Jesus’ Final Week in Jerusalem
Sunday: Triumphal Entry (11:1-11).
The Passover (14:12-21).
The Last Supper (14:22-26).
Betrayed and Killed (14:27–15:47)
Peter’s Denial Prophesied (14:27-31).
Prayer in Gethsemane (14:32-42).
He went a little farther, Luke says a stone’s throw from the three (Luke 22:41), fell down and prayed.
It was within eyeshot, but barely within earshot depending on how loud you are speaking through this olive grove.
Jesus knew what He was about to endure—as we said a moment ago, He had let Himself be caught.
But that didn’t mean He wasn’t struggling with it.
Have you ever known you were about to face something you weren’t going to enjoy, but you knew it was necessary?
This is by far an understated comparison, but it’s kinda like ripping a band-aid off. In fact that’s almost become a phrase for us: “Just rip that band-aid off.”
The idea is that doing it all at once may hurt, but it won’t be as prolonged as taking it off slowly—and it’s gotta come off.
But just before doing it, you are dreading it despite knowing that it’s better in the long run.
Of course, dying on the cross is exponentially worse than ripping off a band-aid, but the concept is similar.

Objectives:
- A) In the text on Jesus' final week above, repeat the passage between "Have you ever" and "concept is similar.", inclusive.
- B) Answer these about the text on Jesus' final week above:
(i) How far from the three does Luke say Jesus went to pray?
(ii) What verse range is given for the Prayer in Gethsemane?
(iii) What act serves as the comparison for facing something necessary but dreaded?

Raw data:
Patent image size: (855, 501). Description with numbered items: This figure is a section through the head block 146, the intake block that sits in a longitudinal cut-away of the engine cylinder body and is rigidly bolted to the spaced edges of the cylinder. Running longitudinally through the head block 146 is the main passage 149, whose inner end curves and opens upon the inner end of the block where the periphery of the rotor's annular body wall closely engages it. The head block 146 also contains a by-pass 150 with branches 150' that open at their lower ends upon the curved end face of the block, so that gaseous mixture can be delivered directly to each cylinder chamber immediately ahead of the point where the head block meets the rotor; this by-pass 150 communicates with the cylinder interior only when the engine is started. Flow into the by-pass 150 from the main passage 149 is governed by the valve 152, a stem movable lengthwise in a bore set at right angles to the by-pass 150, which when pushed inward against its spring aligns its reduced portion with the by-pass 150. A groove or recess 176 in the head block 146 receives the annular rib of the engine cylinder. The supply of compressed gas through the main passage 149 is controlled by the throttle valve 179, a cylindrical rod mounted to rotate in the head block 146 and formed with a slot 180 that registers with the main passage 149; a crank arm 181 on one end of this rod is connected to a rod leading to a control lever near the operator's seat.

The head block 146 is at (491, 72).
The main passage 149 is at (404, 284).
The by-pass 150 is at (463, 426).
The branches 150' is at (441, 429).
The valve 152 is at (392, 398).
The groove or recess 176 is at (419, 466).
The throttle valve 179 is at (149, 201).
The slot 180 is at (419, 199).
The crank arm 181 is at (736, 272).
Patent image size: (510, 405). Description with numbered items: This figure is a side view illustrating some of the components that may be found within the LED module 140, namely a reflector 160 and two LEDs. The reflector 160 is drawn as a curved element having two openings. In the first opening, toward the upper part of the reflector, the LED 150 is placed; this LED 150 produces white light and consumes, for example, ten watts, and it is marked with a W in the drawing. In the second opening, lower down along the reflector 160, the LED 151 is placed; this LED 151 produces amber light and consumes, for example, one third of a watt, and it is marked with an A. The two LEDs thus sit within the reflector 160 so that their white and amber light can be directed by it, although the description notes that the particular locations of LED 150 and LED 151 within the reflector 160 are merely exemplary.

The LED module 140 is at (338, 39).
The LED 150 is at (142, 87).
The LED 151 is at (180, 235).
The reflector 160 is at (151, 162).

Solution list:
- A)
Have you ever known you were about to face something you weren’t going to enjoy, but you knew it was necessary?
This is by far an understated comparison, but it’s kinda like ripping a band-aid off. In fact that’s almost become a phrase for us: “Just rip that band-aid off.”
The idea is that doing it all at once may hurt, but it won’t be as prolonged as taking it off slowly—and it’s gotta come off.
But just before doing it, you are dreading it despite knowing that it’s better in the long run.
Of course, dying on the cross is exponentially worse than ripping off a band-aid, but the concept is similar.

- B)
(i) A stone's throw.
(ii) 14:32-42.
(iii) Ripping a band-aid off.